**What needs to be done**
Copy each line that holds "배틀그라운드".

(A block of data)
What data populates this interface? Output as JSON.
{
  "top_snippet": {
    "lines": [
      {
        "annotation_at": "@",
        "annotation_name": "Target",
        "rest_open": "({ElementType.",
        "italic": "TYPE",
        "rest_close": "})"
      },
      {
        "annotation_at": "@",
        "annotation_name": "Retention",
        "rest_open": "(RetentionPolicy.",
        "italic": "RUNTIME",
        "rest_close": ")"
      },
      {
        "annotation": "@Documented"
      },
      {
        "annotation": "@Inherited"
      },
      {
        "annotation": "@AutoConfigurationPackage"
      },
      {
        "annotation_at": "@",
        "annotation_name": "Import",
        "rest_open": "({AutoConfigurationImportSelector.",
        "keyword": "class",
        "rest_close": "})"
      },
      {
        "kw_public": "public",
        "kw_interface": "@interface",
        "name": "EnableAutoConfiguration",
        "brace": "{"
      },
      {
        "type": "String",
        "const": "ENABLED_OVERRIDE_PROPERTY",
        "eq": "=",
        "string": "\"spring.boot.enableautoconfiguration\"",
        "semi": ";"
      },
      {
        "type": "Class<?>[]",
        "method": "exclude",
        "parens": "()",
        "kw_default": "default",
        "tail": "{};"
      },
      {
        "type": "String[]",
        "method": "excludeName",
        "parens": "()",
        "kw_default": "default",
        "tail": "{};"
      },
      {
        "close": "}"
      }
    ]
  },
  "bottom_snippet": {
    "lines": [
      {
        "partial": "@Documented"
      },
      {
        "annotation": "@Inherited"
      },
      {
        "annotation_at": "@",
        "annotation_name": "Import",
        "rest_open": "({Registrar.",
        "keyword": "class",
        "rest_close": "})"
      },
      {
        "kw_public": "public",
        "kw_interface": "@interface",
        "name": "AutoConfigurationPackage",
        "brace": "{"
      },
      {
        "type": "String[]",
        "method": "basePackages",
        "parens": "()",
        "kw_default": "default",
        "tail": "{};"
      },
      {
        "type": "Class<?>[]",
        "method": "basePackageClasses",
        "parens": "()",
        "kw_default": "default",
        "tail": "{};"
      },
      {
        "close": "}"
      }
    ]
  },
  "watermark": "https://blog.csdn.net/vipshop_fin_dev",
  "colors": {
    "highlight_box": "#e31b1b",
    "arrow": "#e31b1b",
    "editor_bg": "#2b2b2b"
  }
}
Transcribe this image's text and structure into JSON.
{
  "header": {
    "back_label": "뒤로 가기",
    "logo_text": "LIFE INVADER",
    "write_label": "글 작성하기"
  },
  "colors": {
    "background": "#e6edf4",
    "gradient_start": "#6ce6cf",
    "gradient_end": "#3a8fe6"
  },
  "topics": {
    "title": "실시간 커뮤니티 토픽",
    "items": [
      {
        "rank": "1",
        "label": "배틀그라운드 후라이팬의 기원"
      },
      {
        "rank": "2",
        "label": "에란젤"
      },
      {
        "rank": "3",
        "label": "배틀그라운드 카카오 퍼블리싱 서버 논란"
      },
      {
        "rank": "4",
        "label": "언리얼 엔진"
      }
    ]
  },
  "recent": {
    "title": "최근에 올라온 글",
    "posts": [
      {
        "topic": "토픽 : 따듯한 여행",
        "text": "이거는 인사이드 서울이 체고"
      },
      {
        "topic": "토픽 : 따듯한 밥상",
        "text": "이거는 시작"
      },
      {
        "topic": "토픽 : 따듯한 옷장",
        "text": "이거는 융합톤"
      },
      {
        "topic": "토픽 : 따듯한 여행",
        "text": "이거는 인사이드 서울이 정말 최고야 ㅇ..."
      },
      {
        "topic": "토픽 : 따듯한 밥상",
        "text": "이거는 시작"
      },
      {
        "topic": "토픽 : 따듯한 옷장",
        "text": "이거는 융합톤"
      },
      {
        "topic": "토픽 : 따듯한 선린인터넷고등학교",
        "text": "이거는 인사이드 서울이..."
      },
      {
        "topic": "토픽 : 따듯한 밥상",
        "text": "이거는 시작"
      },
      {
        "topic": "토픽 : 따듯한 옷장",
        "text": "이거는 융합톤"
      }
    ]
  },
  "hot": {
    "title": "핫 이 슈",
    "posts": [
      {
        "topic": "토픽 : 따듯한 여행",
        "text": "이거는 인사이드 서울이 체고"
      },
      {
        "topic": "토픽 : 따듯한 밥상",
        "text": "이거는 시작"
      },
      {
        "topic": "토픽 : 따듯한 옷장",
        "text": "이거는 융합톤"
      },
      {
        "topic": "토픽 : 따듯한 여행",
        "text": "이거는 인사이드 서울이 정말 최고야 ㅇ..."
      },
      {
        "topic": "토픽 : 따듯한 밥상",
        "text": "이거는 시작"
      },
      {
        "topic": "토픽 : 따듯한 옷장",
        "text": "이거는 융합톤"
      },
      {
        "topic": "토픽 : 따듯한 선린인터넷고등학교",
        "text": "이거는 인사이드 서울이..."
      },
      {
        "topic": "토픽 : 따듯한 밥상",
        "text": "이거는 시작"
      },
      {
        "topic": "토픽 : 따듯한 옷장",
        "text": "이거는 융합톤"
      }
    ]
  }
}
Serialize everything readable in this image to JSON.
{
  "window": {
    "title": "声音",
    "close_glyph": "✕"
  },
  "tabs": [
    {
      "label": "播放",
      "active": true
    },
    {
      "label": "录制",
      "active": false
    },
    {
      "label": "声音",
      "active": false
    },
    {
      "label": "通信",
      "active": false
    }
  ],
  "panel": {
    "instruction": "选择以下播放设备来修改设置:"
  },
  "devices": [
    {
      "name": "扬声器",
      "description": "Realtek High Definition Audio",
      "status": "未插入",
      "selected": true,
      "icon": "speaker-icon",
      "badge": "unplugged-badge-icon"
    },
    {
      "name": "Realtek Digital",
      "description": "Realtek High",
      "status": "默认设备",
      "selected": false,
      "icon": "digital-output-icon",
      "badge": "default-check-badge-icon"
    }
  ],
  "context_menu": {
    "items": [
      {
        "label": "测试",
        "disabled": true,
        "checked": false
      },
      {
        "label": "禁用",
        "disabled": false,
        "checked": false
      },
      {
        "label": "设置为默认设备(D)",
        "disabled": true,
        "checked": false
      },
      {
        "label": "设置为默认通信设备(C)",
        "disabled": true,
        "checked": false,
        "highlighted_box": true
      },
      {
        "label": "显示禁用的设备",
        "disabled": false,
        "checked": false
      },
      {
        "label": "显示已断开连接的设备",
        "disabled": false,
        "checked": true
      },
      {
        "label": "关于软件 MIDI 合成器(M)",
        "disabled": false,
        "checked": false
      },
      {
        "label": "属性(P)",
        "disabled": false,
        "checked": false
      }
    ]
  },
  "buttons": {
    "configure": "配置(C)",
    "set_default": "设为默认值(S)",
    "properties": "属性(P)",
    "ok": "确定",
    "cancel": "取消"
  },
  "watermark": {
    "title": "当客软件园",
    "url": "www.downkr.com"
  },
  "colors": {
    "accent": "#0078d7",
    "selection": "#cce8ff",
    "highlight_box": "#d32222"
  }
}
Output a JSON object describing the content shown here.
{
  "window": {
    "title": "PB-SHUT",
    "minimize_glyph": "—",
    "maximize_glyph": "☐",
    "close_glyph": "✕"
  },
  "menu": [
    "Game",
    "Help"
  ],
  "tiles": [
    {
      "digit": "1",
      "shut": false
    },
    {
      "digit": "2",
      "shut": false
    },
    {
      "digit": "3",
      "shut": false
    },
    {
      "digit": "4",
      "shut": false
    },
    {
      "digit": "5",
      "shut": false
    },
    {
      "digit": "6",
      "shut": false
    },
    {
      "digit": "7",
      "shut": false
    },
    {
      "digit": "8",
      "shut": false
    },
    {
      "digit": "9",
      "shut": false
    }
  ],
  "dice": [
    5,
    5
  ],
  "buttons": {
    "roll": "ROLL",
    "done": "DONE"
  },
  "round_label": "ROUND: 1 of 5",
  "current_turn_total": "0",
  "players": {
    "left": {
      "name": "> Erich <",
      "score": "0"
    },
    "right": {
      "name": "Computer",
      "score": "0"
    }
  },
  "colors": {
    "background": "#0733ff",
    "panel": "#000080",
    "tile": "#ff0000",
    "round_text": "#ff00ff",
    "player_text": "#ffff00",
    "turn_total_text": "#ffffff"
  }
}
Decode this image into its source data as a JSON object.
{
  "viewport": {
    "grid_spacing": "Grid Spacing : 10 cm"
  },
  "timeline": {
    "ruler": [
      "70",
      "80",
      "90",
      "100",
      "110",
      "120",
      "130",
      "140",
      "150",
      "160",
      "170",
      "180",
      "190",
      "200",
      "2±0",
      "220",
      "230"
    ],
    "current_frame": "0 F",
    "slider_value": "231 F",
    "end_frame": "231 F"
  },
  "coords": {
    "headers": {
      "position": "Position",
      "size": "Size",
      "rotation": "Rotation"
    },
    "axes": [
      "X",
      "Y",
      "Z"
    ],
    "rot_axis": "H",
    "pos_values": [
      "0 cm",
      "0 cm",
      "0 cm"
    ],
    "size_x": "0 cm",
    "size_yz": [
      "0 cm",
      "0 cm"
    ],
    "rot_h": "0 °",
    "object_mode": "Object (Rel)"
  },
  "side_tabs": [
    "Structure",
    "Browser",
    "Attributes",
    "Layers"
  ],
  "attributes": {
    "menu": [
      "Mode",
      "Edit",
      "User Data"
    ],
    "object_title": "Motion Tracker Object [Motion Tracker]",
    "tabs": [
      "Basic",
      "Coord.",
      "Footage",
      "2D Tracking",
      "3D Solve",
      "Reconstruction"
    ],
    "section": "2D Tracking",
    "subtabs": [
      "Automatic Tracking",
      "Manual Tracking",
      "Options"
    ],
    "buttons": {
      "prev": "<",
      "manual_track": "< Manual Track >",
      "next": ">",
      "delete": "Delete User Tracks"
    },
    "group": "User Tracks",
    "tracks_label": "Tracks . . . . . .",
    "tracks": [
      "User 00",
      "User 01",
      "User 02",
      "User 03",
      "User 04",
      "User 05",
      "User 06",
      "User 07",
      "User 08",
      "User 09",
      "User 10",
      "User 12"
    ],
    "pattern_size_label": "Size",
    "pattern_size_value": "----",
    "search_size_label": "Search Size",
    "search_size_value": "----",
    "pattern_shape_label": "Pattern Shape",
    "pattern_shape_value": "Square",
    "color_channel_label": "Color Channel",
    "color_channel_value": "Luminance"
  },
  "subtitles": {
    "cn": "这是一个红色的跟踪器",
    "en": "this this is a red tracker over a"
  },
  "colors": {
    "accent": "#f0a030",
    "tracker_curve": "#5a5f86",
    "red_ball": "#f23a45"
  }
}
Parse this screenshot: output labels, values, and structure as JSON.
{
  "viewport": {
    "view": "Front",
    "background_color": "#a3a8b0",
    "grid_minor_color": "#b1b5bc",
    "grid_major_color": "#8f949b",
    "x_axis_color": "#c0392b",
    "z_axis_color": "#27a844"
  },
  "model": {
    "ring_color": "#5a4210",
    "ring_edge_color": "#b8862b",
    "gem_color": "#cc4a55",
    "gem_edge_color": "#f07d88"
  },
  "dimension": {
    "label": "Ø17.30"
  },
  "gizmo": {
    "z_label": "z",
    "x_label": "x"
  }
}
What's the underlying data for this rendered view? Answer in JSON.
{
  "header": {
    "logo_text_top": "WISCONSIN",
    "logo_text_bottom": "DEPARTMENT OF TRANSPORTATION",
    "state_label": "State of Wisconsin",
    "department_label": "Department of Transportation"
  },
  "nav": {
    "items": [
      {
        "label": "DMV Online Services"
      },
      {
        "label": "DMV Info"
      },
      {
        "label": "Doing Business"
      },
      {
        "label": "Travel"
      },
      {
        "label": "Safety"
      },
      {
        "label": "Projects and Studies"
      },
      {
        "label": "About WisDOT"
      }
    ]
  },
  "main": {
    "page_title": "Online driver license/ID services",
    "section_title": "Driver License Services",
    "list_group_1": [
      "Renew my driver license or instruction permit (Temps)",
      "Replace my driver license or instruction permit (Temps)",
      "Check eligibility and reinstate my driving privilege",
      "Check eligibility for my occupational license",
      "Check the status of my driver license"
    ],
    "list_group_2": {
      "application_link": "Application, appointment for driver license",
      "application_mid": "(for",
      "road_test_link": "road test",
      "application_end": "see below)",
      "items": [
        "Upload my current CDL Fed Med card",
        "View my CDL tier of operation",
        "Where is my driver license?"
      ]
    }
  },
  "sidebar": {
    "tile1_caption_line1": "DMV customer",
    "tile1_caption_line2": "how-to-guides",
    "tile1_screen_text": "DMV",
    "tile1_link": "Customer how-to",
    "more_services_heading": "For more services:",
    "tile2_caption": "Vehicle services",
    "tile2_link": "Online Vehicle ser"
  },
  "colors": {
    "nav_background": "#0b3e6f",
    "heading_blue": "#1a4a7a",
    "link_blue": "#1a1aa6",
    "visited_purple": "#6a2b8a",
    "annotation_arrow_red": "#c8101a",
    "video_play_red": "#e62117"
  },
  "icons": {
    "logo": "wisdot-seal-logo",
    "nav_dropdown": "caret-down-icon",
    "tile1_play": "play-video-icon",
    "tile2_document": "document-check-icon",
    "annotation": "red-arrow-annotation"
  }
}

**Full output**
        "label": "배틀그라운드 후라이팬의 기원"
        "label": "배틀그라운드 카카오 퍼블리싱 서버 논란"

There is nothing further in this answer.